(Items from a dataset)
■ ■ ■ ■

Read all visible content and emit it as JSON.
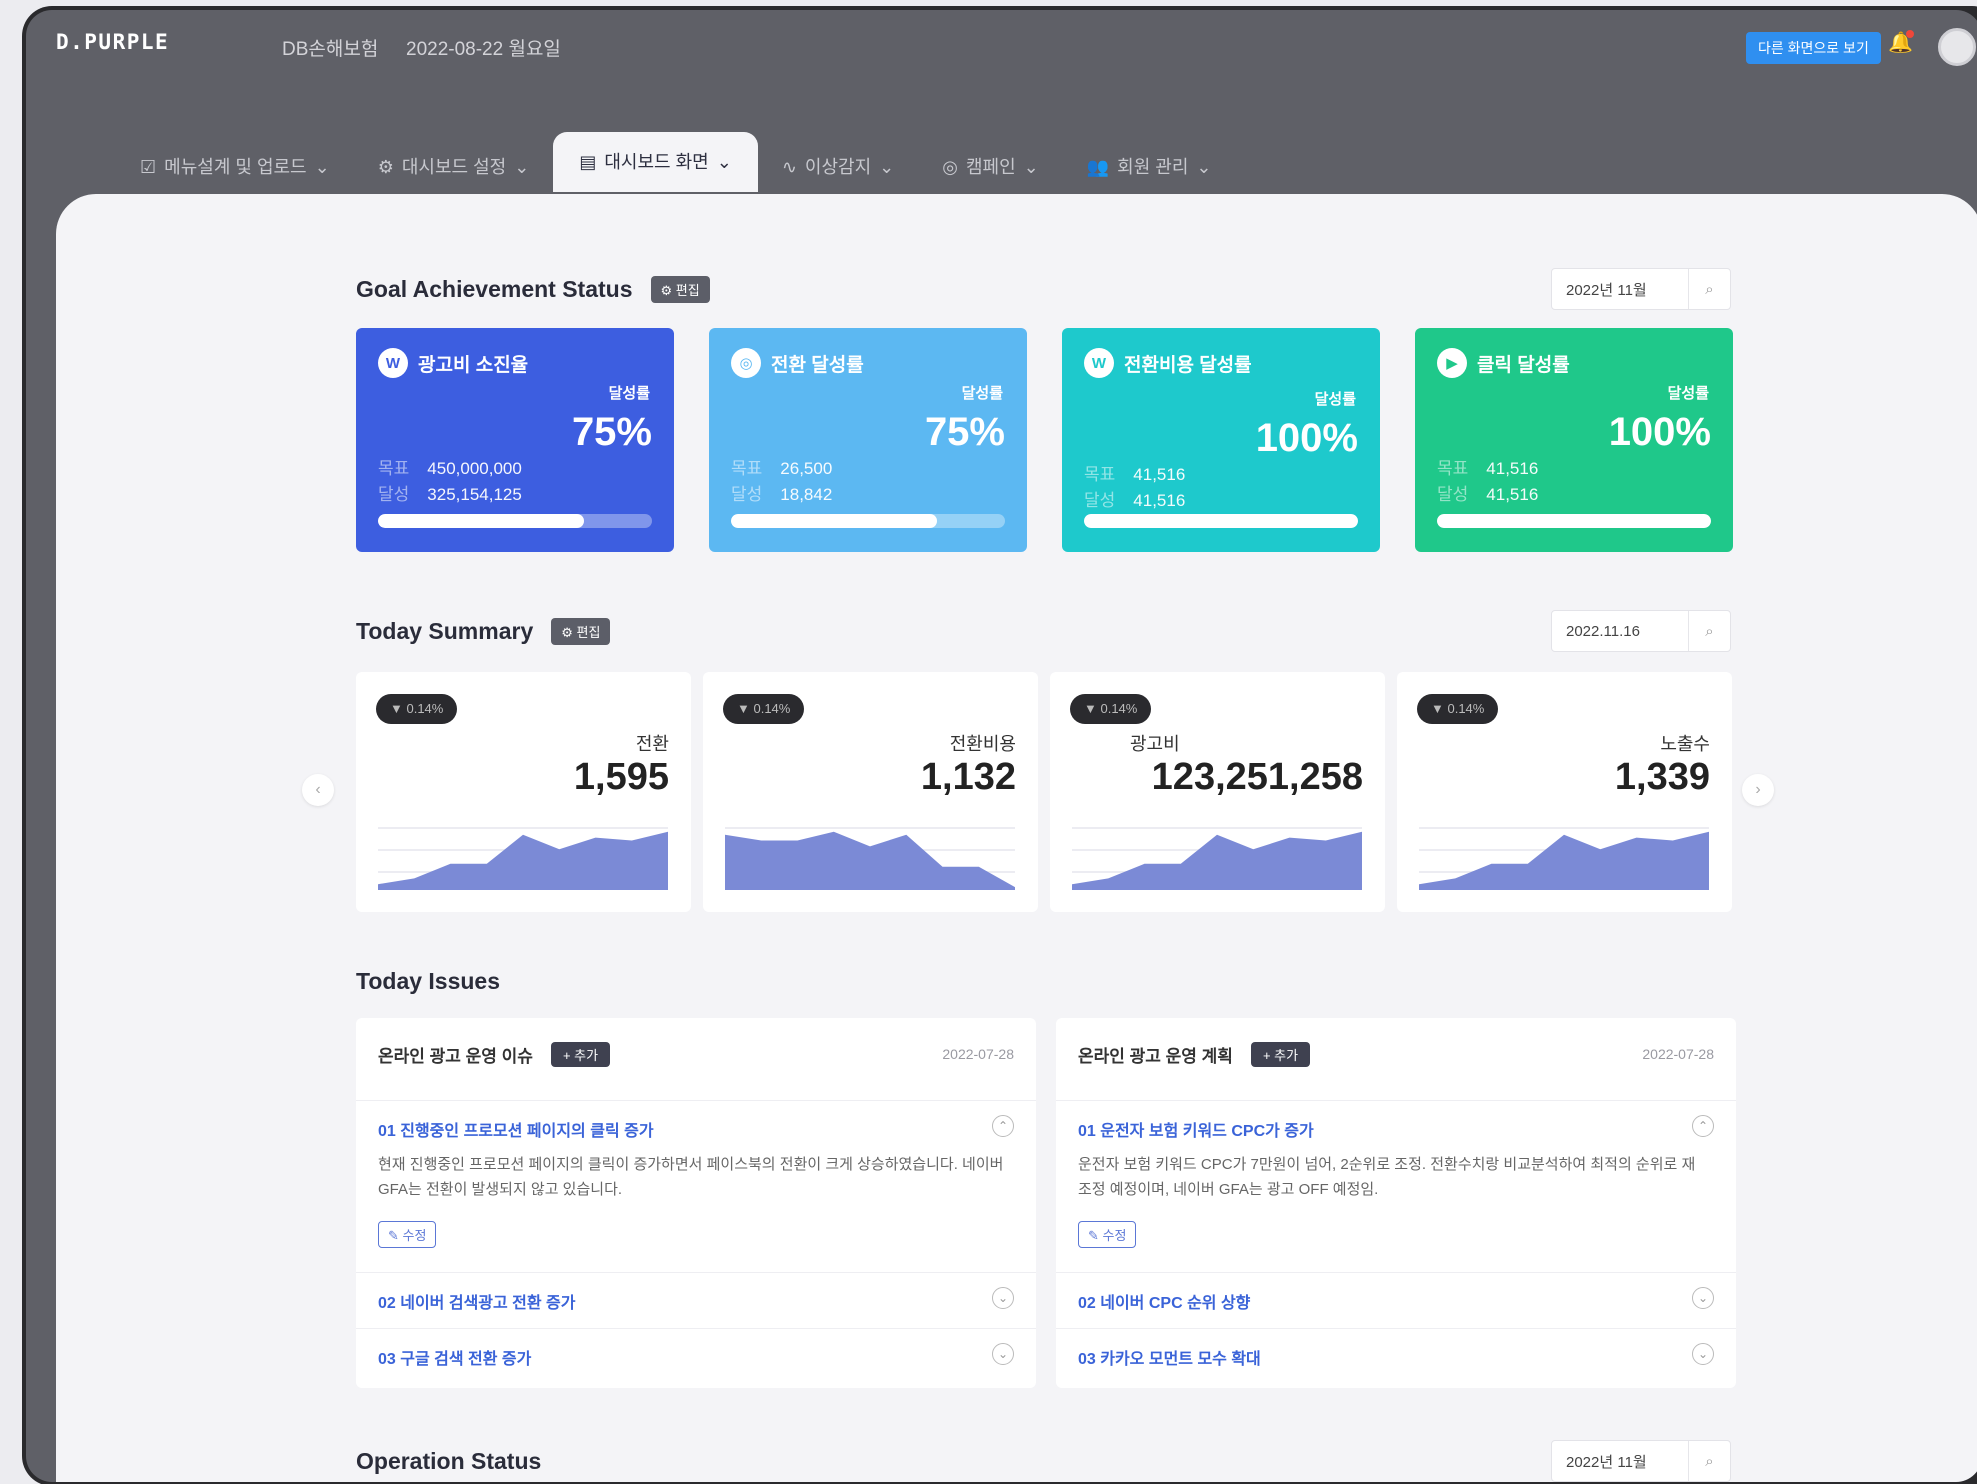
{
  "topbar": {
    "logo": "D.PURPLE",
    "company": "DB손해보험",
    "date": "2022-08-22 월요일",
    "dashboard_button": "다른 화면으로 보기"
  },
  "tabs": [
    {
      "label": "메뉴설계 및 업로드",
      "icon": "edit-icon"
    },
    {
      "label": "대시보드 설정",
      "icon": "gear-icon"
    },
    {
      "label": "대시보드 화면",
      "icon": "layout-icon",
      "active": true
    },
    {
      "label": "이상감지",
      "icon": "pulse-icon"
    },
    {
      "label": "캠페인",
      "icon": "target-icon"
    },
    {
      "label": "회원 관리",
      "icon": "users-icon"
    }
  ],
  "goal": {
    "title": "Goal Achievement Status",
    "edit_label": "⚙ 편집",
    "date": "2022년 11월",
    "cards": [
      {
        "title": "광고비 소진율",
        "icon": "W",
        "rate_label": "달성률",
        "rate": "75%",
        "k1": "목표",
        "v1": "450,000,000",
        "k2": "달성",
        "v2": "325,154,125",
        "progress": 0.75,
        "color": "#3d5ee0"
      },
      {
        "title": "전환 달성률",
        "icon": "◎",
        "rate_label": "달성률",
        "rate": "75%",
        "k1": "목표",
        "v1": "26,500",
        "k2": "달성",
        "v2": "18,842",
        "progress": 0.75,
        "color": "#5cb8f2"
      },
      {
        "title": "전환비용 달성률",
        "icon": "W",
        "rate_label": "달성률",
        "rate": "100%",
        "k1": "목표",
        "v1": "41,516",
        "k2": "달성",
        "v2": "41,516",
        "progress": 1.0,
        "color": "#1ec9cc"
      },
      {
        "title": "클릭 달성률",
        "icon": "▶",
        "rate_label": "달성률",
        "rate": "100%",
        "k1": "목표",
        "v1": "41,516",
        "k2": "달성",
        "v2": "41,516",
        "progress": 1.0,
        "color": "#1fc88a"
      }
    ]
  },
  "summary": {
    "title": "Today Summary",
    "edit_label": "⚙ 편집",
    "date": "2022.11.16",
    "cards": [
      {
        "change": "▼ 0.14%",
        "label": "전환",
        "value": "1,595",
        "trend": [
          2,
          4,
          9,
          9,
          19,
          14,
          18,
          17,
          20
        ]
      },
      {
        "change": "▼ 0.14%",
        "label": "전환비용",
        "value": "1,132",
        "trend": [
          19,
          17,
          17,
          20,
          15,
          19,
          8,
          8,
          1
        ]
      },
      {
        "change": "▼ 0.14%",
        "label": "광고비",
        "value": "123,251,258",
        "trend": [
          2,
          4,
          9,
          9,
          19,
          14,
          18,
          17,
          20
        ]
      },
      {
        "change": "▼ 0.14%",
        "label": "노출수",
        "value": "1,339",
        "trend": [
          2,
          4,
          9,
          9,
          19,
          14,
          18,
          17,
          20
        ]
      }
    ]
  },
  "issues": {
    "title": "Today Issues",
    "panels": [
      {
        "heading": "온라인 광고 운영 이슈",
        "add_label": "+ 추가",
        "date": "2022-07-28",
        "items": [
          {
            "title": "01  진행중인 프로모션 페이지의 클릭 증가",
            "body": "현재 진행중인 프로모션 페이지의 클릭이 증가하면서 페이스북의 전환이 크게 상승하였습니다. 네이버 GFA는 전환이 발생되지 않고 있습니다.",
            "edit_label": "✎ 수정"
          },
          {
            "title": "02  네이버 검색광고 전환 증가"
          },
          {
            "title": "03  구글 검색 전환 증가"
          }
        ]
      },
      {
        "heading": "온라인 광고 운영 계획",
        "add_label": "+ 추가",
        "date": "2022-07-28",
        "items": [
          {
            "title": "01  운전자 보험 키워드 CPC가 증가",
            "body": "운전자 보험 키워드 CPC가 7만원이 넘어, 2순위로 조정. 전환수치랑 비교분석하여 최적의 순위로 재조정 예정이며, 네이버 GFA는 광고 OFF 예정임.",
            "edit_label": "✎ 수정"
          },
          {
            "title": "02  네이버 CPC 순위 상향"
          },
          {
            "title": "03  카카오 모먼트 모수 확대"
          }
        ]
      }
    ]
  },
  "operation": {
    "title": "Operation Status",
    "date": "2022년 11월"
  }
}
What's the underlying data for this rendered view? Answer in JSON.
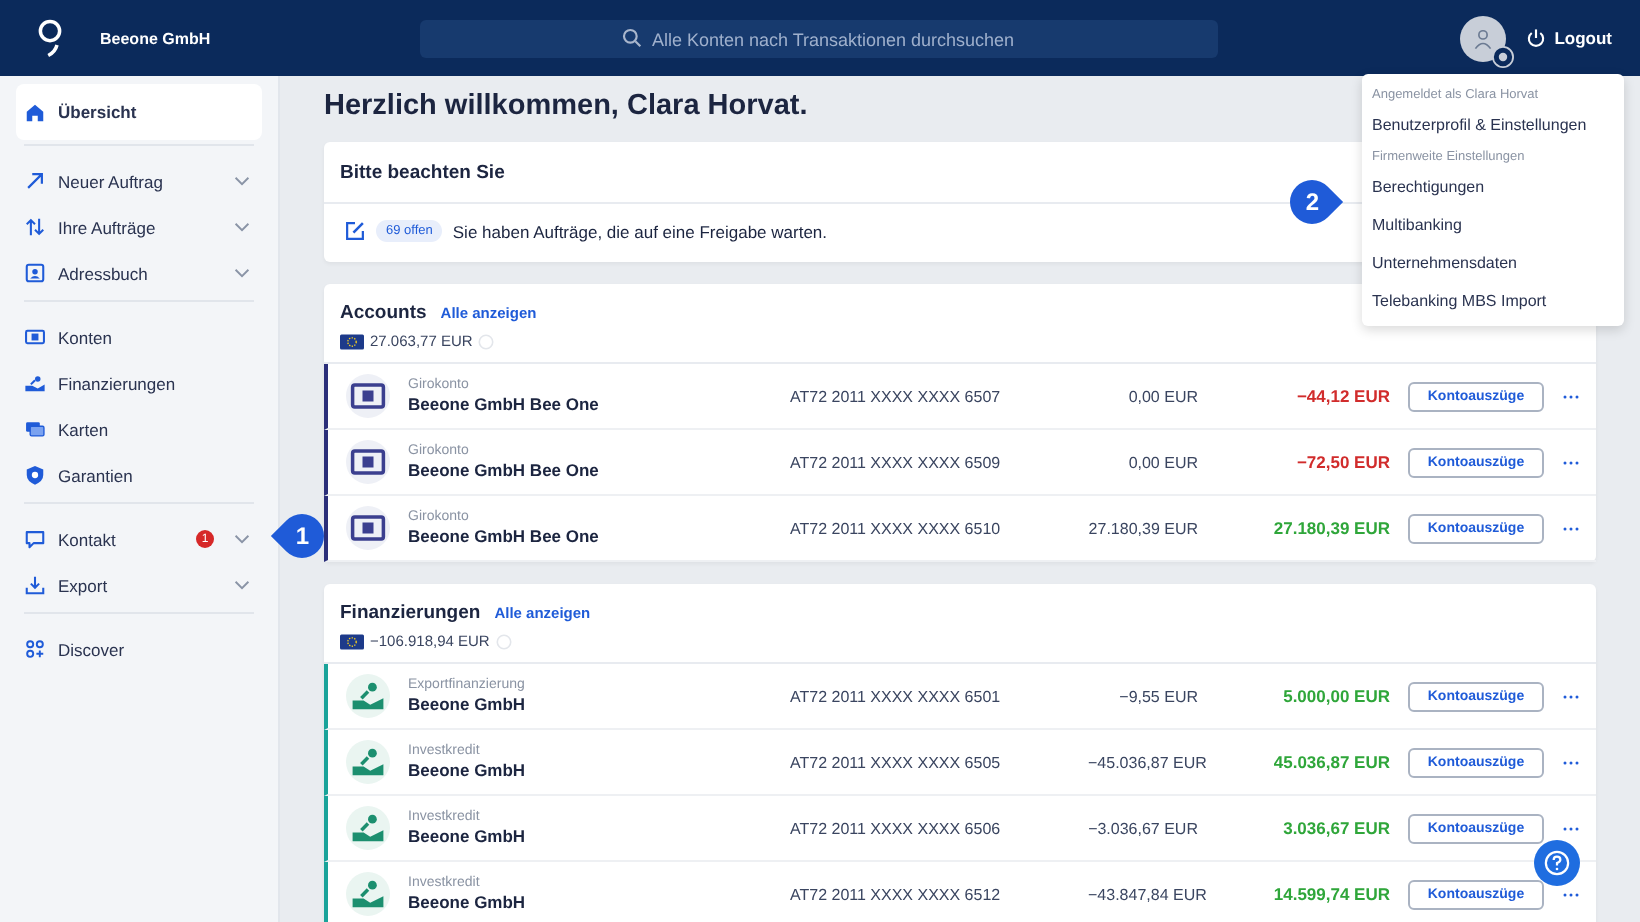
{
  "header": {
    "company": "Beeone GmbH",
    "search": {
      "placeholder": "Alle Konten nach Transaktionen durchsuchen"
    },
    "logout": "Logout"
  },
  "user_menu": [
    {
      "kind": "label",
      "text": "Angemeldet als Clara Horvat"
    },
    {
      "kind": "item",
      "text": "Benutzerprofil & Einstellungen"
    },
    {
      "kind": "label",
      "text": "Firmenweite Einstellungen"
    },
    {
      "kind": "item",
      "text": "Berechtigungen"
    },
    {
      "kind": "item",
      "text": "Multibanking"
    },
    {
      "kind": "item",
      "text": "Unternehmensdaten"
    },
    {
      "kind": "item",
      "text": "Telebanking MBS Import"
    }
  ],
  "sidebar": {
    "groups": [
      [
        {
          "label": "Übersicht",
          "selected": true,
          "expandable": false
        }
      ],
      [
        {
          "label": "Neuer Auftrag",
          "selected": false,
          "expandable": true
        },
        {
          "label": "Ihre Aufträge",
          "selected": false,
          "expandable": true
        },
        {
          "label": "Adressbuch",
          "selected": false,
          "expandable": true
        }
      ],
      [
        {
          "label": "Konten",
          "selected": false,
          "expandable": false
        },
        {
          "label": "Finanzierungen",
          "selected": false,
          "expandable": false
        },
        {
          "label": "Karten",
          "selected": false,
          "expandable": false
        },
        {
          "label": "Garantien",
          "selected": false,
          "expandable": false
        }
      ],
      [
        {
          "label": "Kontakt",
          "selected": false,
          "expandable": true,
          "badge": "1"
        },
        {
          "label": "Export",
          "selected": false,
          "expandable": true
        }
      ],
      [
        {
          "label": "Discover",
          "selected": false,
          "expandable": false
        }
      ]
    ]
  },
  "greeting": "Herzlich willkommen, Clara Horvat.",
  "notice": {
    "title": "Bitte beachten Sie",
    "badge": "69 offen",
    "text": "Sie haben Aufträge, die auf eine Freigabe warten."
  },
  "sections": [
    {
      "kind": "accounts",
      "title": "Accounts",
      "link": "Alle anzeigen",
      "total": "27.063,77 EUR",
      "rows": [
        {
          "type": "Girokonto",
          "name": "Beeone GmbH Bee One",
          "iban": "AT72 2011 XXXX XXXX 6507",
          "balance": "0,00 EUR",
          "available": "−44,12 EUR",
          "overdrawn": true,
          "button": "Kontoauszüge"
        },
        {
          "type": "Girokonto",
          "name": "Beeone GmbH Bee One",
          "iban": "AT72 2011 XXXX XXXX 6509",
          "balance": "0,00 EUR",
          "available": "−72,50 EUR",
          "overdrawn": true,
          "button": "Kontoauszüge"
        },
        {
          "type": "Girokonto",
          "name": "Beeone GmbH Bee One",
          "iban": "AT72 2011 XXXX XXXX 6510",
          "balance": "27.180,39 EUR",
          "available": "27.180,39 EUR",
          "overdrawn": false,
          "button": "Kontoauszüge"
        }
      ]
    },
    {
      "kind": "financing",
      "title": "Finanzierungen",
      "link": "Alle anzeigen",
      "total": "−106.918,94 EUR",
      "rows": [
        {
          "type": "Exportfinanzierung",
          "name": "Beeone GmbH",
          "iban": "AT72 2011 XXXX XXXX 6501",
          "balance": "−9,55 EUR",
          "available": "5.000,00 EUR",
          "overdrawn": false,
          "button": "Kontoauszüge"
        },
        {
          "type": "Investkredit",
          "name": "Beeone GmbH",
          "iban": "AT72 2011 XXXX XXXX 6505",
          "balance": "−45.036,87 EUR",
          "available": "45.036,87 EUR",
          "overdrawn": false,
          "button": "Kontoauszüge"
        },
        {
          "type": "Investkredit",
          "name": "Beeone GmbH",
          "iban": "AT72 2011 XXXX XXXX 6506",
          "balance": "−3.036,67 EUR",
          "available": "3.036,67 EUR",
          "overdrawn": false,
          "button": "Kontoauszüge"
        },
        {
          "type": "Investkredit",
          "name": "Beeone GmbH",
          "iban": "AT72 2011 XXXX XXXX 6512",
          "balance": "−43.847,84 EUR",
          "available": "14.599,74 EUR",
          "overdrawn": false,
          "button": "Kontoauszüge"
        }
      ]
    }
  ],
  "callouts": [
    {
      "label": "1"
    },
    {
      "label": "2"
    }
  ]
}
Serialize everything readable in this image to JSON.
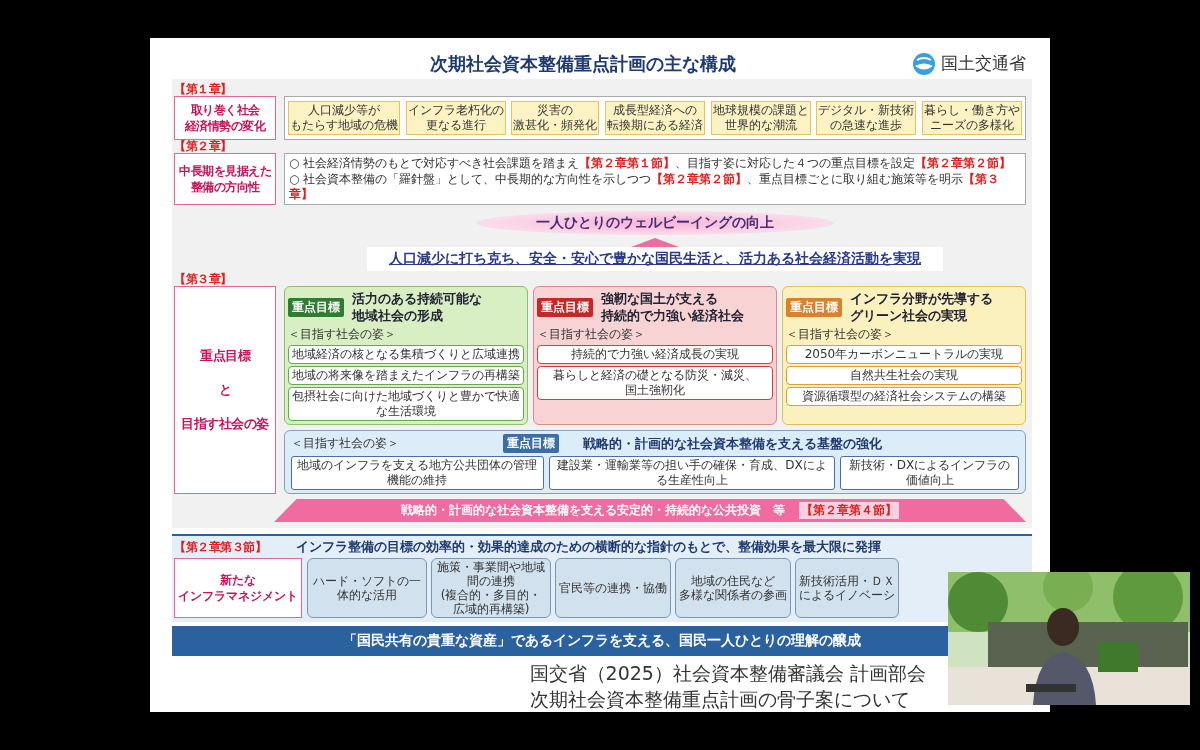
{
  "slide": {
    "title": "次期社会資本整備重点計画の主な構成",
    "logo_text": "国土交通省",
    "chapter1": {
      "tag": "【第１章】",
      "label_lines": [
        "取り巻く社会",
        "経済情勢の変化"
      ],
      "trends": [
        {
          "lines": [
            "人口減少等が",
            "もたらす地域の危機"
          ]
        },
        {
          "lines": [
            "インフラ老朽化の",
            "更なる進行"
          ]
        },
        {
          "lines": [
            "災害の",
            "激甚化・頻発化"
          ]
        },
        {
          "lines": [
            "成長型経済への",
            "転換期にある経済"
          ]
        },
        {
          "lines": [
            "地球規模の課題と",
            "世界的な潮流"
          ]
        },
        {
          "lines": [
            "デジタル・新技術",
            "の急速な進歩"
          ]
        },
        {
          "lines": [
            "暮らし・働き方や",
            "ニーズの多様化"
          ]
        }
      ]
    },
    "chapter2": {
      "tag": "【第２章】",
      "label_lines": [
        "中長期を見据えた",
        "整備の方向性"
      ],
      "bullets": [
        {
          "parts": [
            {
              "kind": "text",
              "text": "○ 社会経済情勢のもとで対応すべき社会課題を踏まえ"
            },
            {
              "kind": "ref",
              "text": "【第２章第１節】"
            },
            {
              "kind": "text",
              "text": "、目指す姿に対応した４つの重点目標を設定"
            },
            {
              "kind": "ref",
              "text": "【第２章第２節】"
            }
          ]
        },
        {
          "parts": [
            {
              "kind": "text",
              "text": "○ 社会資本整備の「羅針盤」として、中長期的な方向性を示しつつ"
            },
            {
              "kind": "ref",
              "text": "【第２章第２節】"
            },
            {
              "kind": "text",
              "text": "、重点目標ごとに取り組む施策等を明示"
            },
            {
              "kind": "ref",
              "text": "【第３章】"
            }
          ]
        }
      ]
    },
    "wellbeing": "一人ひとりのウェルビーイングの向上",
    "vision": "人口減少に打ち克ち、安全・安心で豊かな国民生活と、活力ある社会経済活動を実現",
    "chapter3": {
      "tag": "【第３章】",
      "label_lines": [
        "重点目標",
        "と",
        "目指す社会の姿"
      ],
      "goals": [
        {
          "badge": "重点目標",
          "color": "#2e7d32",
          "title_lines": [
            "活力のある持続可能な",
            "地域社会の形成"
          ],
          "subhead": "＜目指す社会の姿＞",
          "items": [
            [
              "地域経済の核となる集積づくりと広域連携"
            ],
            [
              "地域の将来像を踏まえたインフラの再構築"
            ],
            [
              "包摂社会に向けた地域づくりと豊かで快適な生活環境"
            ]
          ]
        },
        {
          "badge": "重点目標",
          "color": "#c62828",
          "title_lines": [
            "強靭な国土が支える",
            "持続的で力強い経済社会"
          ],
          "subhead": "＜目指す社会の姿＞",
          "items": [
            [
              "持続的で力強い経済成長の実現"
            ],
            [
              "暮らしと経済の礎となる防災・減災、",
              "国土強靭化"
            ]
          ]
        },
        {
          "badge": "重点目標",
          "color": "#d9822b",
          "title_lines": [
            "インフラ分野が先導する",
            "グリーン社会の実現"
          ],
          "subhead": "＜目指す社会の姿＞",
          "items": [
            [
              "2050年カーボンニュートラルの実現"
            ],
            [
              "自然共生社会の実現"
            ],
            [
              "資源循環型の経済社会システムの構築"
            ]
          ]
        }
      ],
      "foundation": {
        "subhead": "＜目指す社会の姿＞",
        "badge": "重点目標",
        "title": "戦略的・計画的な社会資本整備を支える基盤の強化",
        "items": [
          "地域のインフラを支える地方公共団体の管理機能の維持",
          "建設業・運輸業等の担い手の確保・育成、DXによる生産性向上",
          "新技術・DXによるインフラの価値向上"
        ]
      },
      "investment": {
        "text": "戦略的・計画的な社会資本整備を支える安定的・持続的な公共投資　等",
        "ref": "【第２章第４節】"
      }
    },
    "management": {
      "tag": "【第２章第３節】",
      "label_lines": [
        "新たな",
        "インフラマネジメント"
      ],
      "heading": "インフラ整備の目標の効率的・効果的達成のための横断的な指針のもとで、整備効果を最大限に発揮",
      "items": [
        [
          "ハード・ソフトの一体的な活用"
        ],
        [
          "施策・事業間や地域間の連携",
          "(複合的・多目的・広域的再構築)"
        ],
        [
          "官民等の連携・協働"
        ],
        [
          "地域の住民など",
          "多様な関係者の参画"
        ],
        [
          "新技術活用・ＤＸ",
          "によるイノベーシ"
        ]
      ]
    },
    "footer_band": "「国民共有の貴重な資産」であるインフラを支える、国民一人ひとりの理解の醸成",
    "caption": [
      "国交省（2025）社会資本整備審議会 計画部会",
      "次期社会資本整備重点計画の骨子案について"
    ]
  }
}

■ ■ ■ ■

Written task ▸ Select, from the listing, all lines that include the word "Status".

Solved problem ▸
    "title": "Goal Achievement Status",
    "title": "Operation Status",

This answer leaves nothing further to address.